(Wykazy elementów i obszarów)
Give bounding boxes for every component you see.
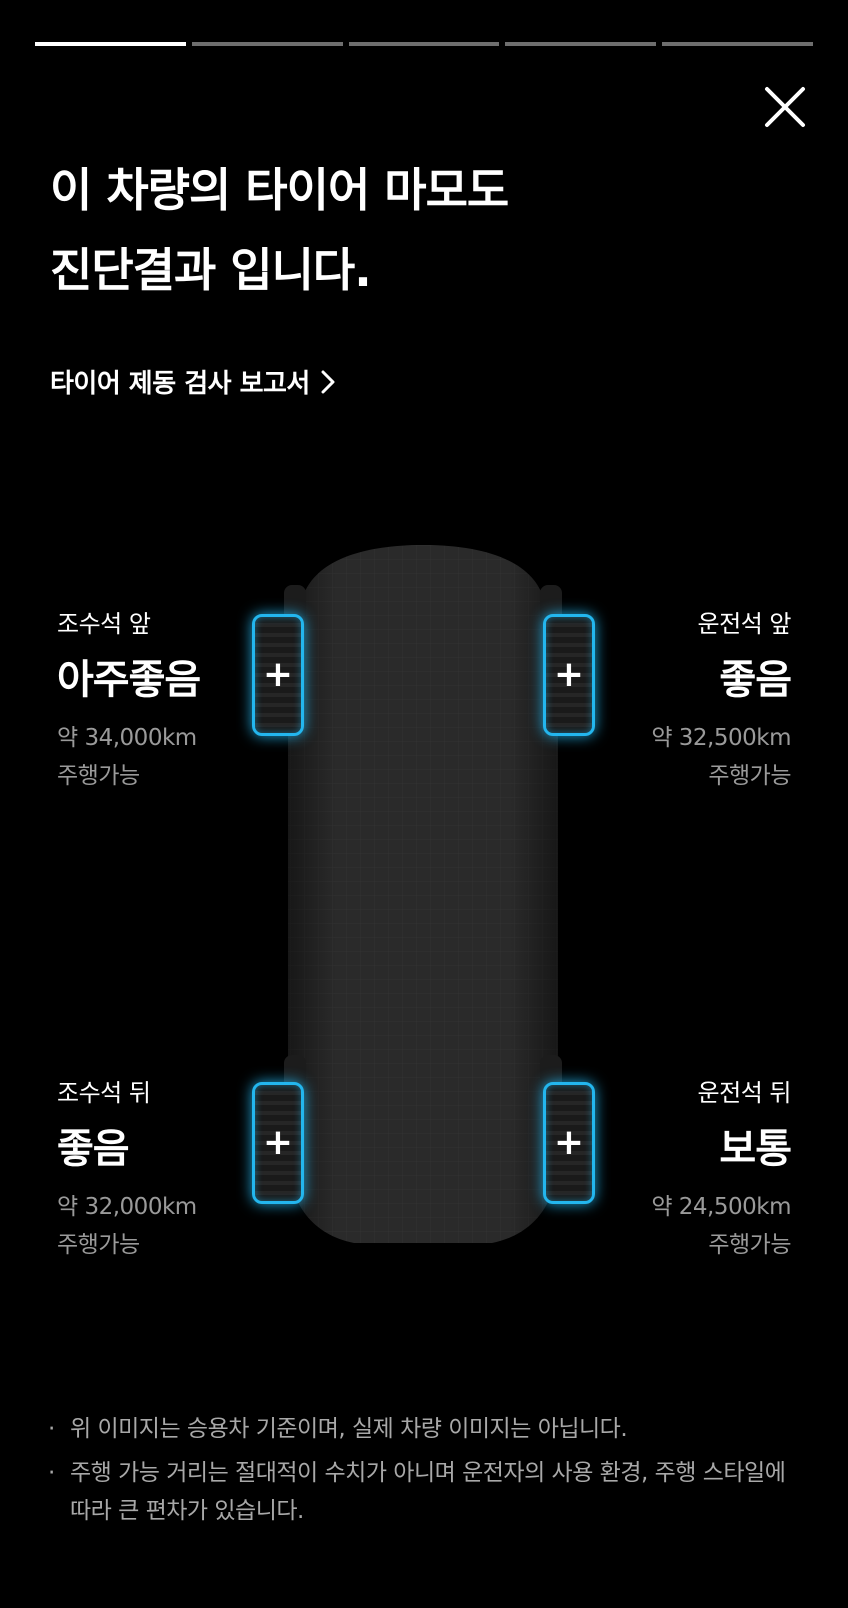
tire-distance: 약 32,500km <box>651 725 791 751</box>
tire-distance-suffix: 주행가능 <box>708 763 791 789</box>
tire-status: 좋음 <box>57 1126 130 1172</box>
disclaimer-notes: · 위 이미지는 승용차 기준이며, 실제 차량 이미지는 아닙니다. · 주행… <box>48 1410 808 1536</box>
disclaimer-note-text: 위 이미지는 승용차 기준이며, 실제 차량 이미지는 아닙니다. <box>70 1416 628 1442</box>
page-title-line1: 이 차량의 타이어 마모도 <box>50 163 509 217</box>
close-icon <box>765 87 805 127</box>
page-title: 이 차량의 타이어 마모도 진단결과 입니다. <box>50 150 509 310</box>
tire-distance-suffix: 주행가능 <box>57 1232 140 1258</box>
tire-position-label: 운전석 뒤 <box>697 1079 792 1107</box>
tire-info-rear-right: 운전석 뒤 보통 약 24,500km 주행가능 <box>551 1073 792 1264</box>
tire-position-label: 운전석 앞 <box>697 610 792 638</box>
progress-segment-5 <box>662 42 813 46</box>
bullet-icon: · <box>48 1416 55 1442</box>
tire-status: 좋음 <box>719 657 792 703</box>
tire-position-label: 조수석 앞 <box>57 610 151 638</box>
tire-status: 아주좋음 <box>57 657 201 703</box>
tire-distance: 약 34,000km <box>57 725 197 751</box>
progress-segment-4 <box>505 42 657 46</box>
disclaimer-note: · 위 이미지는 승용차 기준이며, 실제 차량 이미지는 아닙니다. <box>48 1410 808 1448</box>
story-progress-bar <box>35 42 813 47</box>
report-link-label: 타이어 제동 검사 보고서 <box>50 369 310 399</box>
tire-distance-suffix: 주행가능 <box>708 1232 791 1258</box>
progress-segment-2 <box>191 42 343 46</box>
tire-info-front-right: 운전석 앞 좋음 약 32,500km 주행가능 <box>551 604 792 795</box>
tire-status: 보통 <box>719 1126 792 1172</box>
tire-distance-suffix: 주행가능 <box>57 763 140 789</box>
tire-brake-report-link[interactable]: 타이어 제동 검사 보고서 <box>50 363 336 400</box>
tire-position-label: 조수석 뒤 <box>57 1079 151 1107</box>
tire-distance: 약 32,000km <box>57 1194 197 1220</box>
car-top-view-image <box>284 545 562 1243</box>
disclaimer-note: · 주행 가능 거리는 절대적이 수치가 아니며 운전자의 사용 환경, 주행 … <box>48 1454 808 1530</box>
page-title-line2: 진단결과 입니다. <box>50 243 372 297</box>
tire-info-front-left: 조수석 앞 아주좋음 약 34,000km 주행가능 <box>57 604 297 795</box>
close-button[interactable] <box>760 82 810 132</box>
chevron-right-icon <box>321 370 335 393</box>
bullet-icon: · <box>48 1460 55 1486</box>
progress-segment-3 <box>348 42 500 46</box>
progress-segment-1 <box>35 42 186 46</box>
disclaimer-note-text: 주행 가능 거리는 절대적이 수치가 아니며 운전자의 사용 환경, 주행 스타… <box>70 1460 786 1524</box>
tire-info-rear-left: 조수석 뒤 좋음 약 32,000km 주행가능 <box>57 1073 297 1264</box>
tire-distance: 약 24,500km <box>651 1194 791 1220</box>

* [POLECENIE]
Proszę przepisać wiernie, wiersz po wierszu, wszystkie powyższe rekordy, nie umieszczając w odpowiedzi obrazów.

* [ODPOWIEDŹ NA POLECENIE]
Give bounding boxes for every component you see.
tire-distance: 약 32,500km <box>651 725 791 751</box>
tire-distance-suffix: 주행가능 <box>708 763 791 789</box>
tire-status: 좋음 <box>57 1126 130 1172</box>
disclaimer-notes: · 위 이미지는 승용차 기준이며, 실제 차량 이미지는 아닙니다. · 주행… <box>48 1410 808 1536</box>
disclaimer-note-text: 위 이미지는 승용차 기준이며, 실제 차량 이미지는 아닙니다. <box>70 1416 628 1442</box>
page-title-line1: 이 차량의 타이어 마모도 <box>50 163 509 217</box>
close-icon <box>765 87 805 127</box>
page-title: 이 차량의 타이어 마모도 진단결과 입니다. <box>50 150 509 310</box>
tire-distance-suffix: 주행가능 <box>57 1232 140 1258</box>
tire-position-label: 운전석 뒤 <box>697 1079 792 1107</box>
tire-info-rear-right: 운전석 뒤 보통 약 24,500km 주행가능 <box>551 1073 792 1264</box>
tire-position-label: 운전석 앞 <box>697 610 792 638</box>
progress-segment-5 <box>662 42 813 46</box>
bullet-icon: · <box>48 1416 55 1442</box>
tire-status: 좋음 <box>719 657 792 703</box>
tire-position-label: 조수석 앞 <box>57 610 151 638</box>
tire-status: 아주좋음 <box>57 657 201 703</box>
tire-distance: 약 34,000km <box>57 725 197 751</box>
progress-segment-4 <box>505 42 657 46</box>
disclaimer-note: · 위 이미지는 승용차 기준이며, 실제 차량 이미지는 아닙니다. <box>48 1410 808 1448</box>
story-progress-bar <box>35 42 813 47</box>
report-link-label: 타이어 제동 검사 보고서 <box>50 369 310 399</box>
tire-distance-suffix: 주행가능 <box>708 1232 791 1258</box>
progress-segment-2 <box>191 42 343 46</box>
tire-info-front-right: 운전석 앞 좋음 약 32,500km 주행가능 <box>551 604 792 795</box>
tire-status: 보통 <box>719 1126 792 1172</box>
tire-distance-suffix: 주행가능 <box>57 763 140 789</box>
tire-brake-report-link[interactable]: 타이어 제동 검사 보고서 <box>50 363 336 400</box>
tire-position-label: 조수석 뒤 <box>57 1079 151 1107</box>
tire-distance: 약 32,000km <box>57 1194 197 1220</box>
car-top-view-image <box>284 545 562 1243</box>
disclaimer-note: · 주행 가능 거리는 절대적이 수치가 아니며 운전자의 사용 환경, 주행 … <box>48 1454 808 1530</box>
page-title-line2: 진단결과 입니다. <box>50 243 372 297</box>
tire-info-front-left: 조수석 앞 아주좋음 약 34,000km 주행가능 <box>57 604 297 795</box>
close-button[interactable] <box>760 82 810 132</box>
chevron-right-icon <box>321 370 335 393</box>
bullet-icon: · <box>48 1460 55 1486</box>
progress-segment-3 <box>348 42 500 46</box>
progress-segment-1 <box>35 42 186 46</box>
disclaimer-note-text: 주행 가능 거리는 절대적이 수치가 아니며 운전자의 사용 환경, 주행 스타… <box>70 1460 786 1524</box>
tire-info-rear-left: 조수석 뒤 좋음 약 32,000km 주행가능 <box>57 1073 297 1264</box>
tire-distance: 약 24,500km <box>651 1194 791 1220</box>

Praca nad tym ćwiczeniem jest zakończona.